Task to carry out - Retype all material exactly. Pictures stay out of the copy.

Exercise inputs -

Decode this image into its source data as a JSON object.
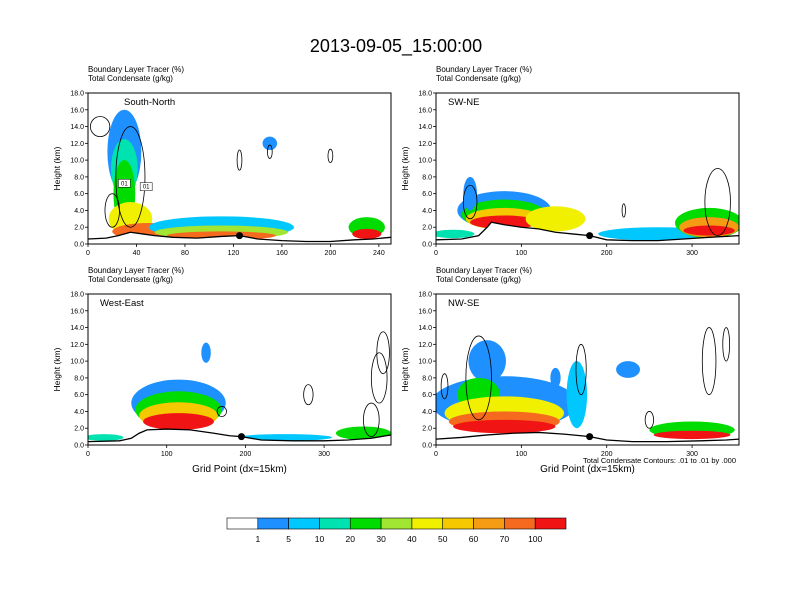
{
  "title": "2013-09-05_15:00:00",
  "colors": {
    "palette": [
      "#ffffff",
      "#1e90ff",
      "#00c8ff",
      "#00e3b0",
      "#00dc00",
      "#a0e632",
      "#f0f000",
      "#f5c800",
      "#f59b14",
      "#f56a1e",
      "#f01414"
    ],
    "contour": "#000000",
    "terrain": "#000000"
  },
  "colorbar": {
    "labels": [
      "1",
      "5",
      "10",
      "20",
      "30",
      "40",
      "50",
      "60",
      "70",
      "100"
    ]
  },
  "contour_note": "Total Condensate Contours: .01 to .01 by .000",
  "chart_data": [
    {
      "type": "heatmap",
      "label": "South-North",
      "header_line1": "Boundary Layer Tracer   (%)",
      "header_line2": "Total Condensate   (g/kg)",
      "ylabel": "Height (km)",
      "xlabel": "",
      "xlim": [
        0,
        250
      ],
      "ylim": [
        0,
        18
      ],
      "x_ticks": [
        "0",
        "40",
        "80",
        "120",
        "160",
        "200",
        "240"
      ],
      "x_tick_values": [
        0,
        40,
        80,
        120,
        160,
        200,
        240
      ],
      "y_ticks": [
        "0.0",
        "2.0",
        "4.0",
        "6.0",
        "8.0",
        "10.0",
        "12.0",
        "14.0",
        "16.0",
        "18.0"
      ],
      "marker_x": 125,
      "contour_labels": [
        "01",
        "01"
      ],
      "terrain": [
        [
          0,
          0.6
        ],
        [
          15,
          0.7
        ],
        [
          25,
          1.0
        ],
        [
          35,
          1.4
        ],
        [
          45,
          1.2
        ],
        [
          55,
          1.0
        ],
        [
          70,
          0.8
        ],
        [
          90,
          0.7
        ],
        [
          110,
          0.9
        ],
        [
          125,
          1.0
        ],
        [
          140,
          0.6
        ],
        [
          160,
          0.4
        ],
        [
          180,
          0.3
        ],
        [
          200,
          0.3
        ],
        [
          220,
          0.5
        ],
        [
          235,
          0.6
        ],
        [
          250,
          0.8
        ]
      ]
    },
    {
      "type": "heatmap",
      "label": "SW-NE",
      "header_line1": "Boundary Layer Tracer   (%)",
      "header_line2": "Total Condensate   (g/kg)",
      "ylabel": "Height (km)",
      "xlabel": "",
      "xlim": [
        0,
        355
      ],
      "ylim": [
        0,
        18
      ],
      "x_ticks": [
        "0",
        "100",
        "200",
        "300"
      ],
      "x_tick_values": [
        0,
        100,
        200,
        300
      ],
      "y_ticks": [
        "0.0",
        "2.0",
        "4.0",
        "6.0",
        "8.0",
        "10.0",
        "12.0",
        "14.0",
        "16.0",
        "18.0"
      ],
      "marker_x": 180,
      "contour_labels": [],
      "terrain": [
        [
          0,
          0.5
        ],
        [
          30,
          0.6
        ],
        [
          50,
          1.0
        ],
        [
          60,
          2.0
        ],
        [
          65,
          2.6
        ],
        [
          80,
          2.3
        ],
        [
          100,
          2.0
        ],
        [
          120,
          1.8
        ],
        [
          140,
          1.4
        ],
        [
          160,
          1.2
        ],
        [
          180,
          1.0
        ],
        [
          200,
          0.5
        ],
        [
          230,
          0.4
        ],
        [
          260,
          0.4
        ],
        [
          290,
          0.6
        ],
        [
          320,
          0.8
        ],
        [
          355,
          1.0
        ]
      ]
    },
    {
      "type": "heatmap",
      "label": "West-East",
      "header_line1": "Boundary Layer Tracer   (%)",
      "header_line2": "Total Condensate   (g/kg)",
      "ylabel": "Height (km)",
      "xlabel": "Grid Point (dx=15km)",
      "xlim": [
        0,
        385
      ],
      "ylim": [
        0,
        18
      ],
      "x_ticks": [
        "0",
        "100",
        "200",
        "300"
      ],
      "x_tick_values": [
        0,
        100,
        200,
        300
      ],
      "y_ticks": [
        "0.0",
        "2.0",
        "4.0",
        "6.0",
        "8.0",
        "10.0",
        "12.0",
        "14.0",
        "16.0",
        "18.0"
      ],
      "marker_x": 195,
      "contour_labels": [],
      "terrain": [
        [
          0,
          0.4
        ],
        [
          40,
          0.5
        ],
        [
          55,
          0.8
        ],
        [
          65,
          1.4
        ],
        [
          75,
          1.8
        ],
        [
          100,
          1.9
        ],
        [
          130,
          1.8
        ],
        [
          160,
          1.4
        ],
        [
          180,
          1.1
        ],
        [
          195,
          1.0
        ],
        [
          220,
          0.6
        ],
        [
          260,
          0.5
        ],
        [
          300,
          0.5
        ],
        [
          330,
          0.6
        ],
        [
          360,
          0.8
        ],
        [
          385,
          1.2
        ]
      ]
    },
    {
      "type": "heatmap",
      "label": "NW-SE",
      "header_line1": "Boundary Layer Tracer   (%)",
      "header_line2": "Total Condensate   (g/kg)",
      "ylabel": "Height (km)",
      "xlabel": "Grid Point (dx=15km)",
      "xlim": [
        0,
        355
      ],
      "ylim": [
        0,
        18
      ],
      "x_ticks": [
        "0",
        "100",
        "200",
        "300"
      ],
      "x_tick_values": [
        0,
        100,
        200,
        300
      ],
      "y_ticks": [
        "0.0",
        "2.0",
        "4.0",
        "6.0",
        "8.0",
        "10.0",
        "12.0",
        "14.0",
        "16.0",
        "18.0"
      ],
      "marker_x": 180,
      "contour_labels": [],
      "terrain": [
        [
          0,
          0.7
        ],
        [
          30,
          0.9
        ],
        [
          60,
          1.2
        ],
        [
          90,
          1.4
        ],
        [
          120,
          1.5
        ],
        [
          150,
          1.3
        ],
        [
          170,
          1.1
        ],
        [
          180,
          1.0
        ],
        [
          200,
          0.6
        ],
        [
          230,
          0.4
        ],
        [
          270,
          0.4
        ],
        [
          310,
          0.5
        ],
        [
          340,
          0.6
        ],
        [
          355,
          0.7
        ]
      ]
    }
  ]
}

Task answer -
Decode this image into its source data as a JSON object.
{
  "title": "2013-09-05_15:00:00",
  "colors": {
    "palette": [
      "#ffffff",
      "#1e90ff",
      "#00c8ff",
      "#00e3b0",
      "#00dc00",
      "#a0e632",
      "#f0f000",
      "#f5c800",
      "#f59b14",
      "#f56a1e",
      "#f01414"
    ],
    "contour": "#000000",
    "terrain": "#000000"
  },
  "colorbar": {
    "labels": [
      "1",
      "5",
      "10",
      "20",
      "30",
      "40",
      "50",
      "60",
      "70",
      "100"
    ]
  },
  "contour_note": "Total Condensate Contours: .01 to .01 by .000",
  "chart_data": [
    {
      "type": "heatmap",
      "label": "South-North",
      "header_line1": "Boundary Layer Tracer   (%)",
      "header_line2": "Total Condensate   (g/kg)",
      "ylabel": "Height (km)",
      "xlabel": "",
      "xlim": [
        0,
        250
      ],
      "ylim": [
        0,
        18
      ],
      "x_ticks": [
        "0",
        "40",
        "80",
        "120",
        "160",
        "200",
        "240"
      ],
      "x_tick_values": [
        0,
        40,
        80,
        120,
        160,
        200,
        240
      ],
      "y_ticks": [
        "0.0",
        "2.0",
        "4.0",
        "6.0",
        "8.0",
        "10.0",
        "12.0",
        "14.0",
        "16.0",
        "18.0"
      ],
      "marker_x": 125,
      "contour_labels": [
        "01",
        "01"
      ],
      "terrain": [
        [
          0,
          0.6
        ],
        [
          15,
          0.7
        ],
        [
          25,
          1.0
        ],
        [
          35,
          1.4
        ],
        [
          45,
          1.2
        ],
        [
          55,
          1.0
        ],
        [
          70,
          0.8
        ],
        [
          90,
          0.7
        ],
        [
          110,
          0.9
        ],
        [
          125,
          1.0
        ],
        [
          140,
          0.6
        ],
        [
          160,
          0.4
        ],
        [
          180,
          0.3
        ],
        [
          200,
          0.3
        ],
        [
          220,
          0.5
        ],
        [
          235,
          0.6
        ],
        [
          250,
          0.8
        ]
      ]
    },
    {
      "type": "heatmap",
      "label": "SW-NE",
      "header_line1": "Boundary Layer Tracer   (%)",
      "header_line2": "Total Condensate   (g/kg)",
      "ylabel": "Height (km)",
      "xlabel": "",
      "xlim": [
        0,
        355
      ],
      "ylim": [
        0,
        18
      ],
      "x_ticks": [
        "0",
        "100",
        "200",
        "300"
      ],
      "x_tick_values": [
        0,
        100,
        200,
        300
      ],
      "y_ticks": [
        "0.0",
        "2.0",
        "4.0",
        "6.0",
        "8.0",
        "10.0",
        "12.0",
        "14.0",
        "16.0",
        "18.0"
      ],
      "marker_x": 180,
      "contour_labels": [],
      "terrain": [
        [
          0,
          0.5
        ],
        [
          30,
          0.6
        ],
        [
          50,
          1.0
        ],
        [
          60,
          2.0
        ],
        [
          65,
          2.6
        ],
        [
          80,
          2.3
        ],
        [
          100,
          2.0
        ],
        [
          120,
          1.8
        ],
        [
          140,
          1.4
        ],
        [
          160,
          1.2
        ],
        [
          180,
          1.0
        ],
        [
          200,
          0.5
        ],
        [
          230,
          0.4
        ],
        [
          260,
          0.4
        ],
        [
          290,
          0.6
        ],
        [
          320,
          0.8
        ],
        [
          355,
          1.0
        ]
      ]
    },
    {
      "type": "heatmap",
      "label": "West-East",
      "header_line1": "Boundary Layer Tracer   (%)",
      "header_line2": "Total Condensate   (g/kg)",
      "ylabel": "Height (km)",
      "xlabel": "Grid Point (dx=15km)",
      "xlim": [
        0,
        385
      ],
      "ylim": [
        0,
        18
      ],
      "x_ticks": [
        "0",
        "100",
        "200",
        "300"
      ],
      "x_tick_values": [
        0,
        100,
        200,
        300
      ],
      "y_ticks": [
        "0.0",
        "2.0",
        "4.0",
        "6.0",
        "8.0",
        "10.0",
        "12.0",
        "14.0",
        "16.0",
        "18.0"
      ],
      "marker_x": 195,
      "contour_labels": [],
      "terrain": [
        [
          0,
          0.4
        ],
        [
          40,
          0.5
        ],
        [
          55,
          0.8
        ],
        [
          65,
          1.4
        ],
        [
          75,
          1.8
        ],
        [
          100,
          1.9
        ],
        [
          130,
          1.8
        ],
        [
          160,
          1.4
        ],
        [
          180,
          1.1
        ],
        [
          195,
          1.0
        ],
        [
          220,
          0.6
        ],
        [
          260,
          0.5
        ],
        [
          300,
          0.5
        ],
        [
          330,
          0.6
        ],
        [
          360,
          0.8
        ],
        [
          385,
          1.2
        ]
      ]
    },
    {
      "type": "heatmap",
      "label": "NW-SE",
      "header_line1": "Boundary Layer Tracer   (%)",
      "header_line2": "Total Condensate   (g/kg)",
      "ylabel": "Height (km)",
      "xlabel": "Grid Point (dx=15km)",
      "xlim": [
        0,
        355
      ],
      "ylim": [
        0,
        18
      ],
      "x_ticks": [
        "0",
        "100",
        "200",
        "300"
      ],
      "x_tick_values": [
        0,
        100,
        200,
        300
      ],
      "y_ticks": [
        "0.0",
        "2.0",
        "4.0",
        "6.0",
        "8.0",
        "10.0",
        "12.0",
        "14.0",
        "16.0",
        "18.0"
      ],
      "marker_x": 180,
      "contour_labels": [],
      "terrain": [
        [
          0,
          0.7
        ],
        [
          30,
          0.9
        ],
        [
          60,
          1.2
        ],
        [
          90,
          1.4
        ],
        [
          120,
          1.5
        ],
        [
          150,
          1.3
        ],
        [
          170,
          1.1
        ],
        [
          180,
          1.0
        ],
        [
          200,
          0.6
        ],
        [
          230,
          0.4
        ],
        [
          270,
          0.4
        ],
        [
          310,
          0.5
        ],
        [
          340,
          0.6
        ],
        [
          355,
          0.7
        ]
      ]
    }
  ]
}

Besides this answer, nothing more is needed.